Record excerpts:
<<<<

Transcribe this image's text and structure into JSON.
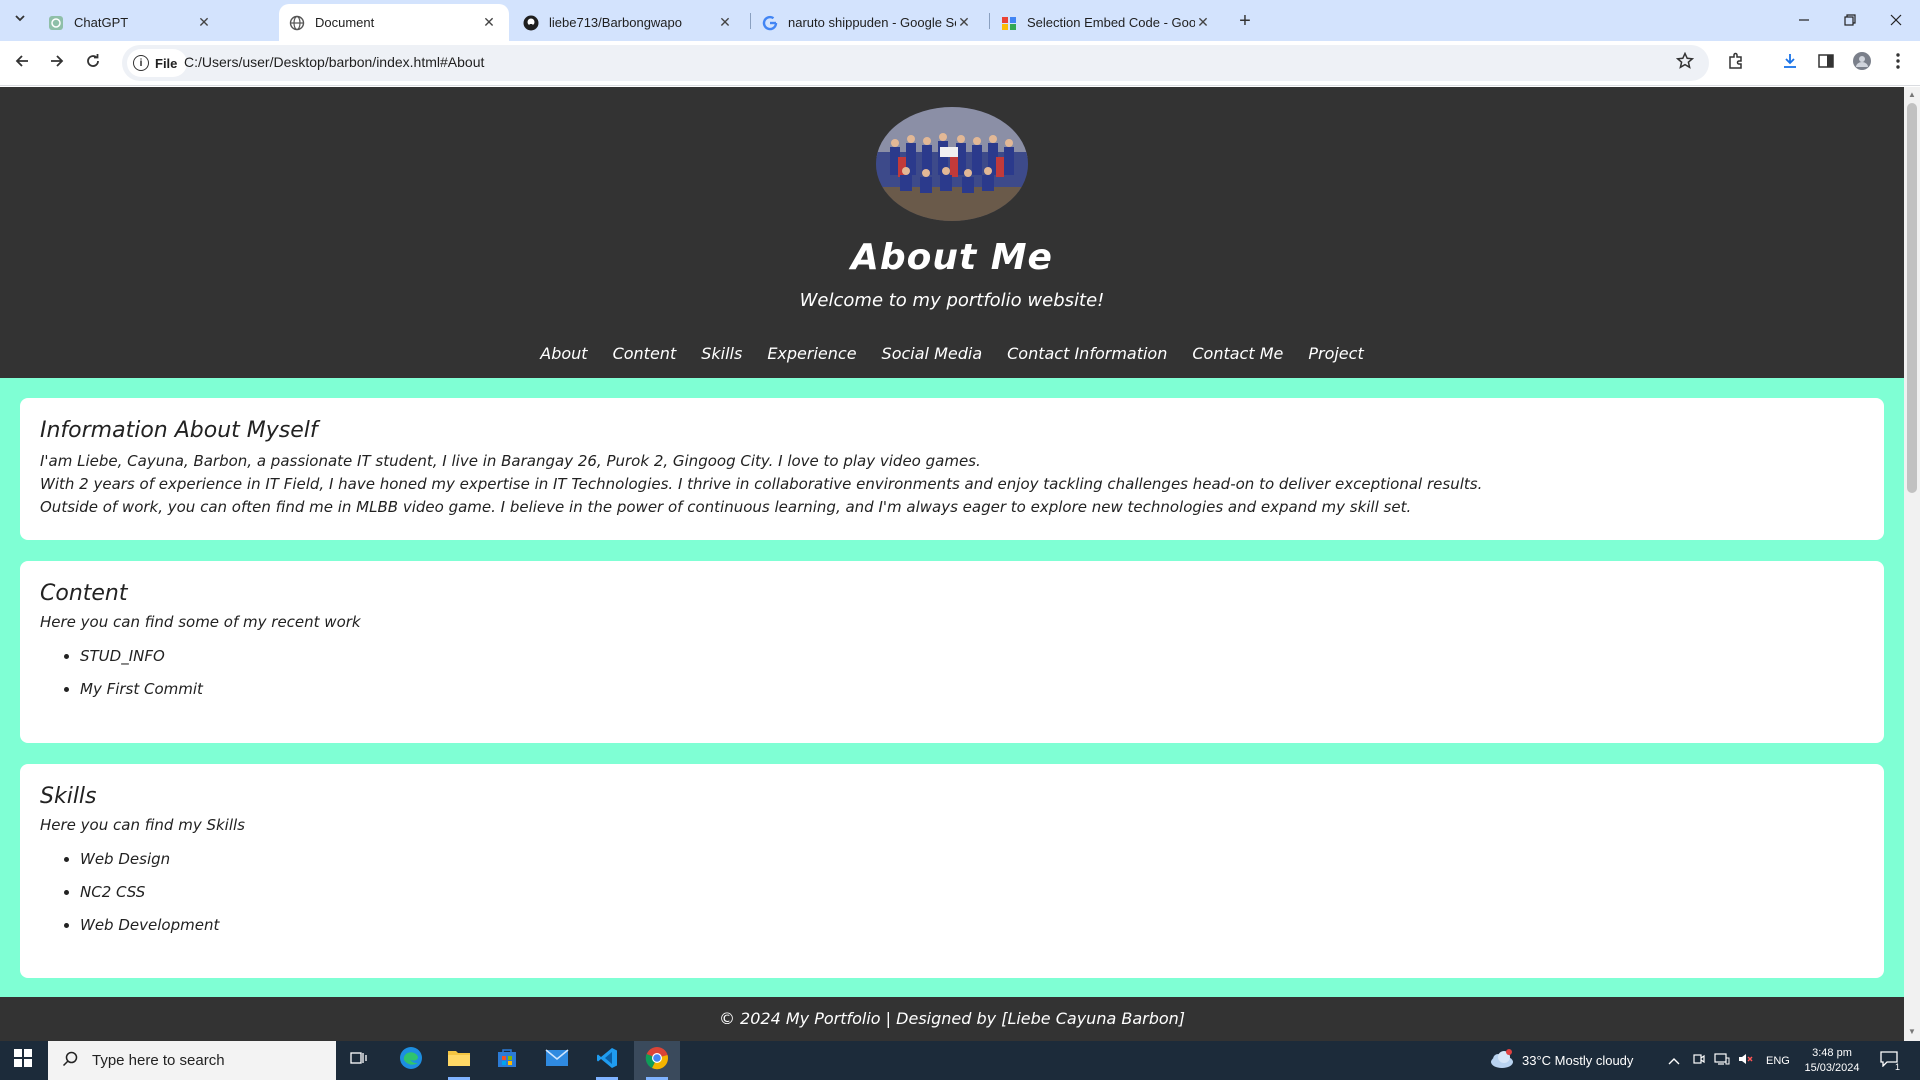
{
  "browser": {
    "tabs": [
      {
        "title": "ChatGPT",
        "icon": "chatgpt-icon",
        "active": false
      },
      {
        "title": "Document",
        "icon": "globe-icon",
        "active": true
      },
      {
        "title": "liebe713/Barbongwapo",
        "icon": "github-icon",
        "active": false
      },
      {
        "title": "naruto shippuden - Google Sea",
        "icon": "google-icon",
        "active": false
      },
      {
        "title": "Selection Embed Code - Googl",
        "icon": "sites-icon",
        "active": false
      }
    ],
    "site_chip": "File",
    "url": "C:/Users/user/Desktop/barbon/index.html#About"
  },
  "page": {
    "header": {
      "title": "About Me",
      "subtitle": "Welcome to my portfolio website!",
      "nav": [
        "About",
        "Content",
        "Skills",
        "Experience",
        "Social Media",
        "Contact Information",
        "Contact Me",
        "Project"
      ]
    },
    "about": {
      "heading": "Information About Myself",
      "lines": [
        "I'am Liebe, Cayuna, Barbon, a passionate IT student, I live in Barangay 26, Purok 2, Gingoog City. I love to play video games.",
        "With 2 years of experience in IT Field, I have honed my expertise in IT Technologies. I thrive in collaborative environments and enjoy tackling challenges head-on to deliver exceptional results.",
        "Outside of work, you can often find me in MLBB video game. I believe in the power of continuous learning, and I'm always eager to explore new technologies and expand my skill set."
      ]
    },
    "content": {
      "heading": "Content",
      "intro": "Here you can find some of my recent work",
      "items": [
        "STUD_INFO",
        "My First Commit"
      ]
    },
    "skills": {
      "heading": "Skills",
      "intro": "Here you can find my Skills",
      "items": [
        "Web Design",
        "NC2 CSS",
        "Web Development"
      ]
    },
    "footer": "© 2024 My Portfolio | Designed by [Liebe Cayuna Barbon]"
  },
  "taskbar": {
    "search_placeholder": "Type here to search",
    "weather": "33°C  Mostly cloudy",
    "language": "ENG",
    "time": "3:48 pm",
    "date": "15/03/2024",
    "notification_count": "1"
  },
  "colors": {
    "page_background": "#7fffd4",
    "header_background": "#333333",
    "tabstrip": "#d3e3fd"
  }
}
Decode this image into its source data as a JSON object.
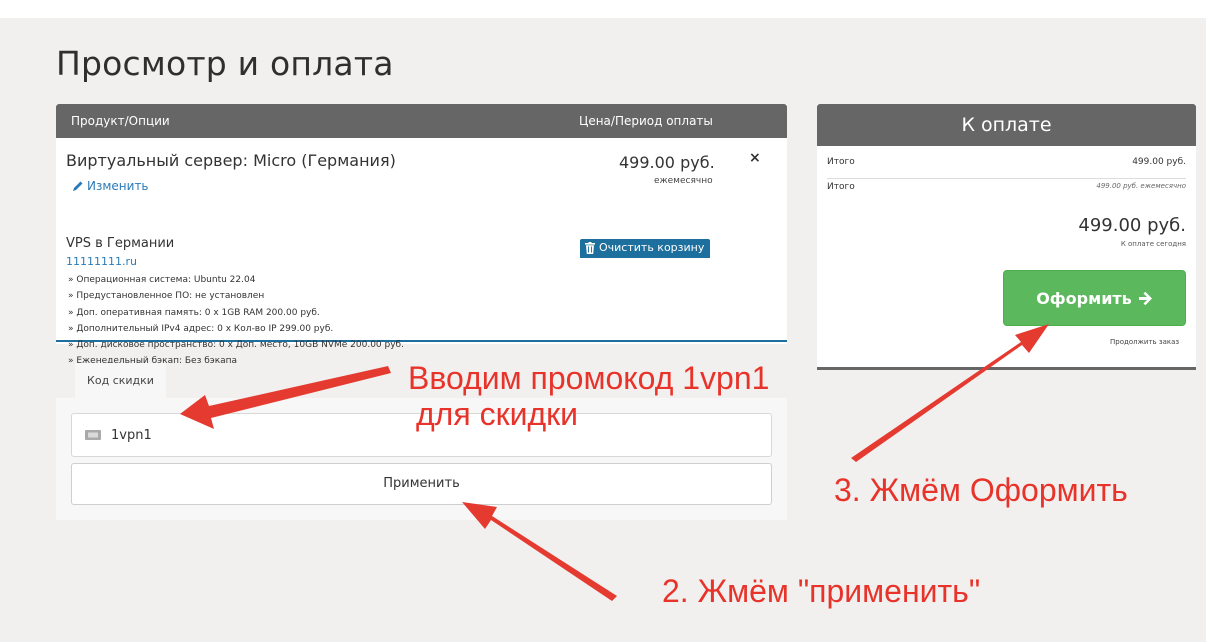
{
  "page": {
    "title": "Просмотр и оплата"
  },
  "cart": {
    "header": {
      "product_col": "Продукт/Опции",
      "price_col": "Цена/Период оплаты"
    },
    "item": {
      "name": "Виртуальный сервер: Micro (Германия)",
      "edit_label": "Изменить",
      "group": "VPS в Германии",
      "domain": "11111111.ru",
      "options": [
        "» Операционная система: Ubuntu 22.04",
        "» Предустановленное ПО: не установлен",
        "» Доп. оперативная память: 0 x 1GB RAM 200.00 руб.",
        "» Дополнительный IPv4 адрес: 0 x Кол-во IP 299.00 руб.",
        "» Доп. дисковое пространство: 0 x Доп. место, 10GB NVMe 200.00 руб.",
        "» Еженедельный бэкап: Без бэкапа"
      ],
      "price": "499.00 руб.",
      "period": "ежемесячно",
      "remove_glyph": "×"
    },
    "clear_label": "Очистить корзину"
  },
  "promo": {
    "tab_label": "Код скидки",
    "input_value": "1vpn1",
    "apply_label": "Применить"
  },
  "summary": {
    "title": "К оплате",
    "subtotal_label": "Итого",
    "subtotal_value": "499.00 руб.",
    "recurring_label": "Итого",
    "recurring_value": "499.00 руб. ежемесячно",
    "total": "499.00 руб.",
    "total_note": "К оплате сегодня",
    "checkout_label": "Оформить",
    "continue_label": "Продолжить заказ"
  },
  "annotations": {
    "step1_line1": "Вводим промокод 1vpn1",
    "step1_line2": "для скидки",
    "step2": "2. Жмём \"применить\"",
    "step3": "3. Жмём Оформить"
  },
  "colors": {
    "header_gray": "#666666",
    "link_blue": "#2a7ab8",
    "clear_blue": "#1d6f9e",
    "checkout_green": "#5cb85c",
    "annotation_red": "#e8332a"
  }
}
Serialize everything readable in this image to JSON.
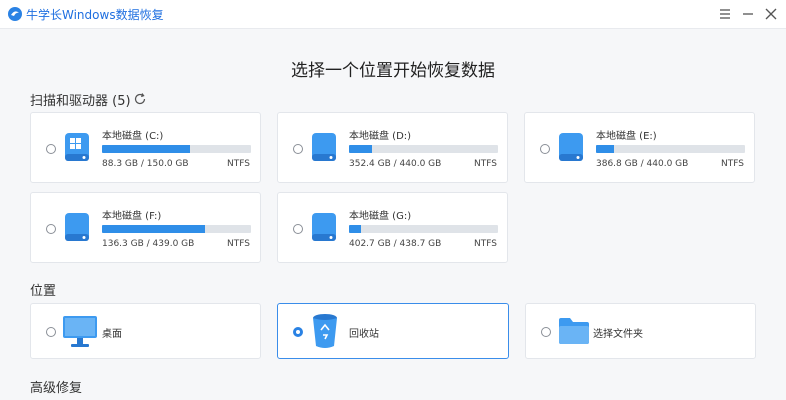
{
  "app": {
    "title": "牛学长Windows数据恢复"
  },
  "main": {
    "heading": "选择一个位置开始恢复数据",
    "drives_section": "扫描和驱动器 (5)",
    "locations_section": "位置",
    "advanced_section": "高级修复"
  },
  "drives": [
    {
      "name": "本地磁盘 (C:)",
      "size": "88.3 GB / 150.0 GB",
      "fs": "NTFS",
      "used_fraction": 0.589,
      "system": true
    },
    {
      "name": "本地磁盘 (D:)",
      "size": "352.4 GB / 440.0 GB",
      "fs": "NTFS",
      "used_fraction": 0.154
    },
    {
      "name": "本地磁盘 (E:)",
      "size": "386.8 GB / 440.0 GB",
      "fs": "NTFS",
      "used_fraction": 0.121
    },
    {
      "name": "本地磁盘 (F:)",
      "size": "136.3 GB / 439.0 GB",
      "fs": "NTFS",
      "used_fraction": 0.69
    },
    {
      "name": "本地磁盘 (G:)",
      "size": "402.7 GB / 438.7 GB",
      "fs": "NTFS",
      "used_fraction": 0.082
    }
  ],
  "locations": [
    {
      "label": "桌面",
      "icon": "monitor-icon",
      "selected": false
    },
    {
      "label": "回收站",
      "icon": "recycle-bin-icon",
      "selected": true
    },
    {
      "label": "选择文件夹",
      "icon": "folder-icon",
      "selected": false
    }
  ],
  "colors": {
    "accent": "#2a82e4",
    "bar_fill": "#2f8ee8",
    "bar_track": "#dfe3e8"
  }
}
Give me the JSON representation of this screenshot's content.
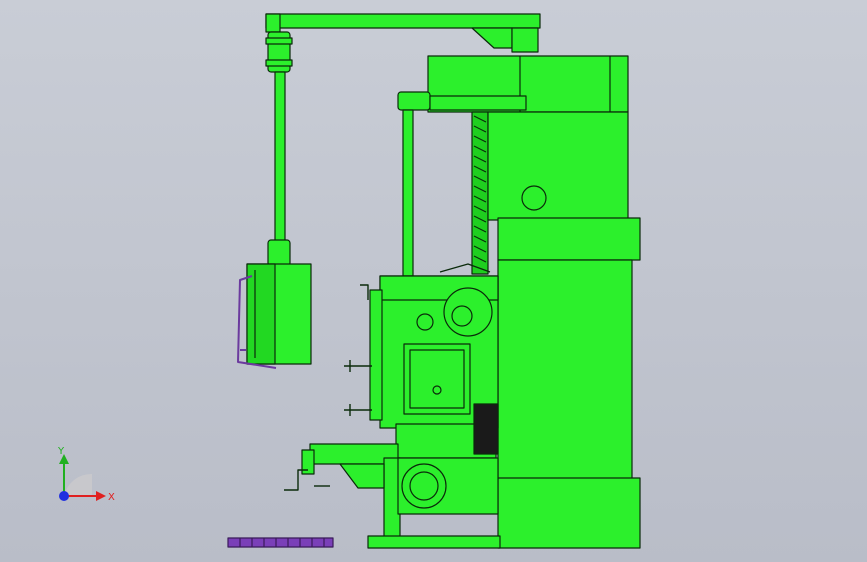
{
  "viewport": {
    "background_top": "#c9cdd6",
    "background_bottom": "#b9bdc8"
  },
  "model": {
    "body_color": "#2cf02c",
    "edge_color": "#0a2a0a",
    "accent_color": "#7a3fb8",
    "handle_color": "#6b3a9e"
  },
  "triad": {
    "x_label": "X",
    "y_label": "Y",
    "x_color": "#e02020",
    "y_color": "#20b020",
    "z_color": "#2030e0"
  }
}
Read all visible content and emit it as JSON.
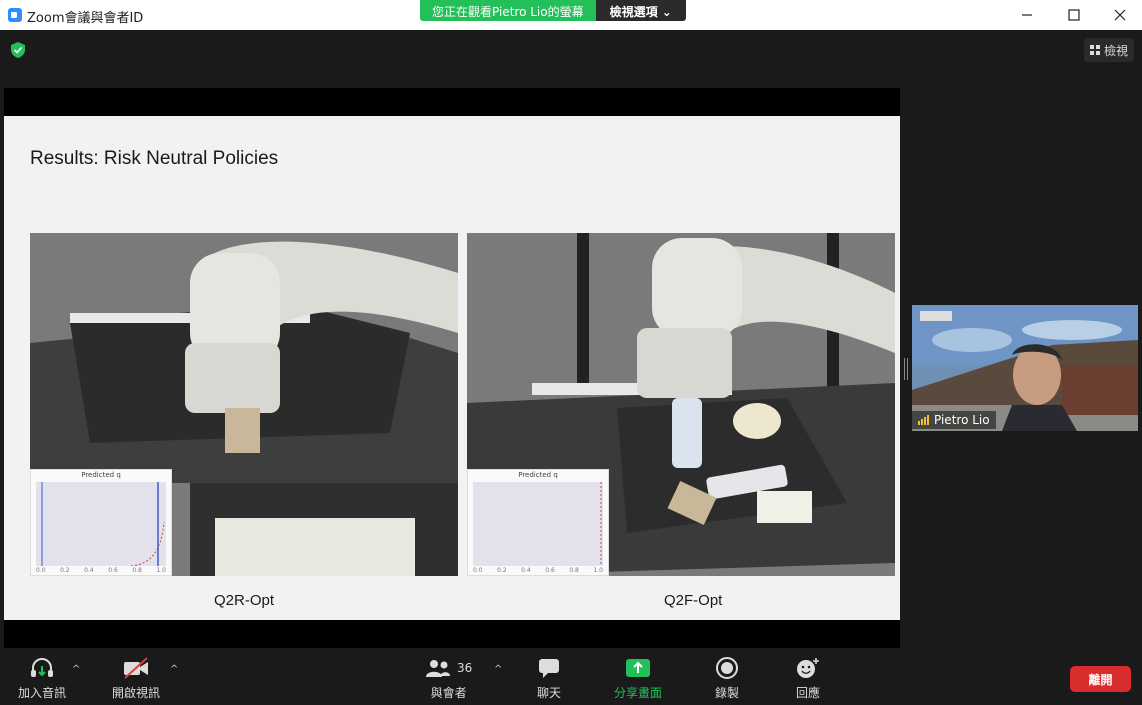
{
  "window": {
    "title": "Zoom會議與會者ID",
    "viewing_banner": "您正在觀看Pietro  Lio的螢幕",
    "view_options": "檢視選項 ⌄",
    "minimize_icon": "minimize-icon",
    "maximize_icon": "maximize-icon",
    "close_icon": "close-icon"
  },
  "top_right": {
    "view_label": "檢視"
  },
  "slide": {
    "title": "Results: Risk Neutral Policies",
    "panels": [
      {
        "caption": "Q2R-Opt",
        "inset_title": "Predicted q",
        "ticks": [
          "0.0",
          "0.2",
          "0.4",
          "0.6",
          "0.8",
          "1.0"
        ]
      },
      {
        "caption": "Q2F-Opt",
        "inset_title": "Predicted q",
        "ticks": [
          "0.0",
          "0.2",
          "0.4",
          "0.6",
          "0.8",
          "1.0"
        ]
      }
    ]
  },
  "participant": {
    "name": "Pietro Lio"
  },
  "toolbar": {
    "audio": "加入音訊",
    "video": "開啟視訊",
    "participants": "與會者",
    "participants_count": "36",
    "chat": "聊天",
    "share": "分享畫面",
    "record": "錄製",
    "reactions": "回應",
    "leave": "離開"
  },
  "colors": {
    "share_green": "#23c05a",
    "leave_red": "#d92d2d",
    "accent_blue": "#2d8cff"
  }
}
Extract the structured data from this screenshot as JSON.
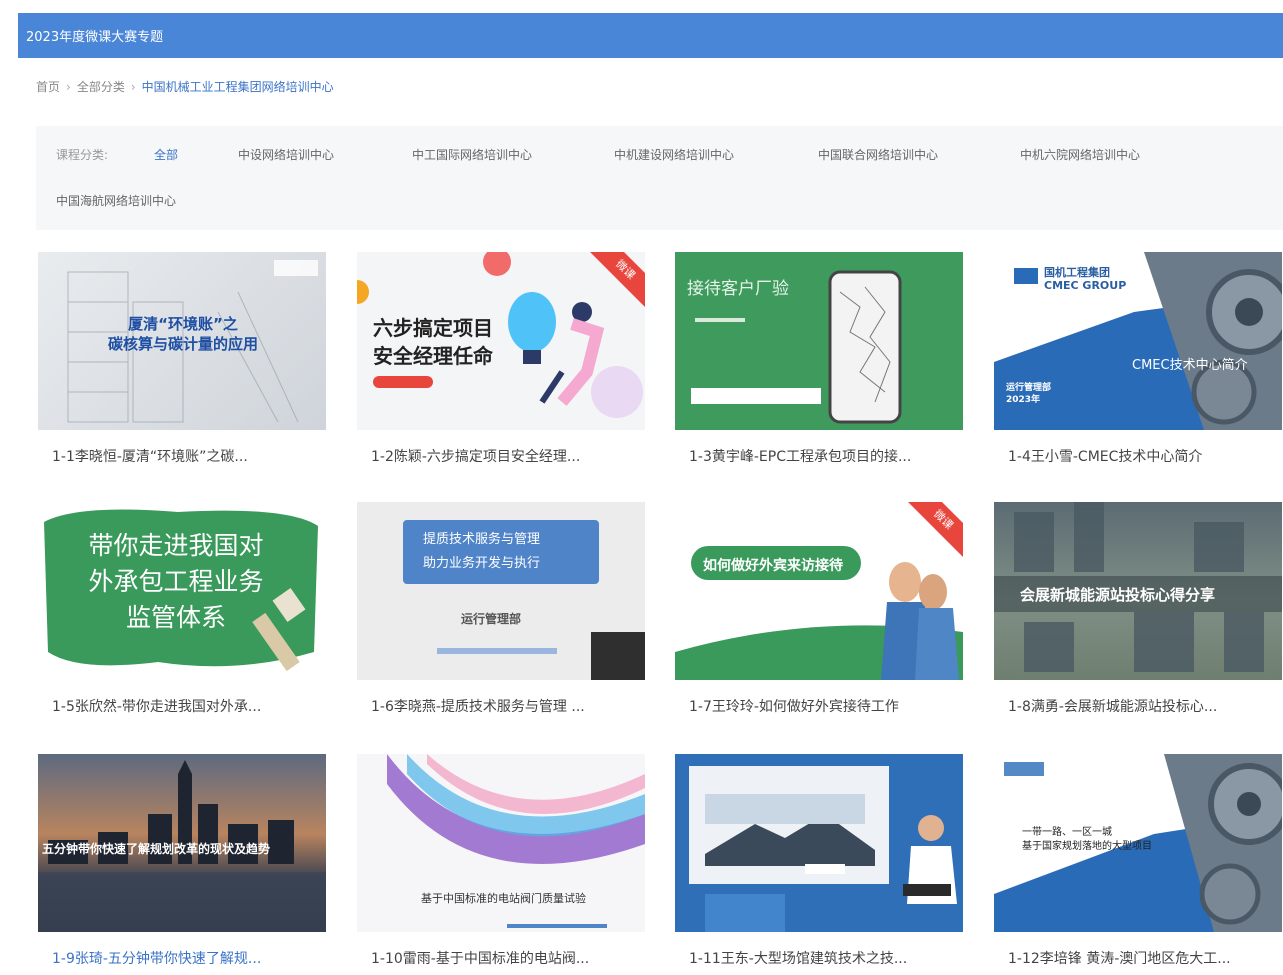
{
  "header": {
    "title": "2023年度微课大赛专题"
  },
  "breadcrumb": {
    "home": "首页",
    "all": "全部分类",
    "current": "中国机械工业工程集团网络培训中心"
  },
  "filter": {
    "label": "课程分类:",
    "options": [
      "全部",
      "中设网络培训中心",
      "中工国际网络培训中心",
      "中机建设网络培训中心",
      "中国联合网络培训中心",
      "中机六院网络培训中心",
      "中国海航网络培训中心"
    ]
  },
  "thumb_texts": {
    "c1_main": "厦清“环境账”之\n碳核算与碳计量的应用",
    "c2_main": "六步搞定项目\n安全经理任命",
    "c2_tag": "微课",
    "c3_main": "接待客户厂验",
    "c4_brand": "国机工程集团\nCMEC GROUP",
    "c4_main": "CMEC技术中心简介",
    "c4_sub": "运行管理部\n2023年",
    "c5_main": "带你走进我国对\n外承包工程业务\n监管体系",
    "c6_main": "提质技术服务与管理\n助力业务开发与执行",
    "c6_sub": "运行管理部",
    "c7_main": "如何做好外宾来访接待",
    "c7_tag": "微课",
    "c8_main": "会展新城能源站投标心得分享",
    "c9_main": "五分钟带你快速了解规划改革的现状及趋势",
    "c10_main": "基于中国标准的电站阀门质量试验",
    "c12_main": "一带一路、一区一城\n基于国家规划落地的大型项目"
  },
  "courses": [
    {
      "title": "1-1李晓恒-厦清“环境账”之碳..."
    },
    {
      "title": "1-2陈颖-六步搞定项目安全经理..."
    },
    {
      "title": "1-3黄宇峰-EPC工程承包项目的接..."
    },
    {
      "title": "1-4王小雪-CMEC技术中心简介"
    },
    {
      "title": "1-5张欣然-带你走进我国对外承..."
    },
    {
      "title": "1-6李晓燕-提质技术服务与管理 ..."
    },
    {
      "title": "1-7王玲玲-如何做好外宾接待工作"
    },
    {
      "title": "1-8满勇-会展新城能源站投标心..."
    },
    {
      "title": "1-9张琦-五分钟带你快速了解规..."
    },
    {
      "title": "1-10雷雨-基于中国标准的电站阀..."
    },
    {
      "title": "1-11王东-大型场馆建筑技术之技..."
    },
    {
      "title": "1-12李培锋 黄涛-澳门地区危大工..."
    }
  ],
  "colors": {
    "header": "#4a86d8",
    "accent": "#3a73c8"
  }
}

>>>>

Task requirements: Report the count of lines in the entries that contain the string "name", and nothing besides it.

Finished task: 7